# WLAN gefunden, jedoch kein Ping möglich!



## bigfella (6. Januar 2005)

Hallo!
Hoffe ihr könnt mir helfen....
Habe schon das Forum abgesucht, leider keine Lösung für mein Problem gefunden:

Hab Desktop-Pc mit WLAN Karte von Asus.
Laptop mit WLAN Karte von Netgear.
Dann hab ich jeder Karte eine feste IP vergeben.

Desktop: 192.168.0.104
Laptop:    192.168.0.105

Einstellungen WLAN:
Firewall: auf beiden AUS
WEP Sicherheit: AUS
Modus: ADHOC
SSID: jede den gleichen Namen

Verbinden tun sich die beiden schon.
Wenn ich dann in der Taskleiste auf doppelt auf das WLAN Symbol klicke, 
zeigt jeder Rechner unter "Aktivität" nur an, das er Pakete sendet.

## Datenauszug
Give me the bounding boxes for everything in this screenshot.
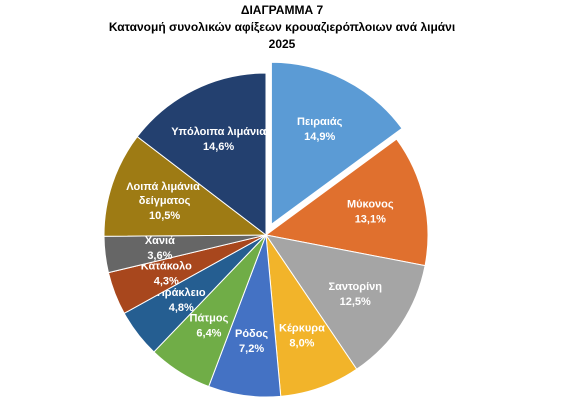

## Aufgabe A
Welche Einstellungen stehen im Forenbeitrag unter „Einstellungen WLAN:“, und welchen Wert hat jede davon?
## Aufgabe B
Schreib den Forenbeitrag von „Laptop mit WLAN“ bis „die beiden schon.“ wortgetreu ab.

## Korrekte Ausgabe A
Firewall: auf beiden AUS
WEP Sicherheit: AUS
Modus: ADHOC
SSID: jede den gleichen Namen

## Korrekte Ausgabe B
Laptop mit WLAN Karte von Netgear.
Dann hab ich jeder Karte eine feste IP vergeben.

Desktop: 192.168.0.104
Laptop:    192.168.0.105

Einstellungen WLAN:
Firewall: auf beiden AUS
WEP Sicherheit: AUS
Modus: ADHOC
SSID: jede den gleichen Namen

Verbinden tun sich die beiden schon.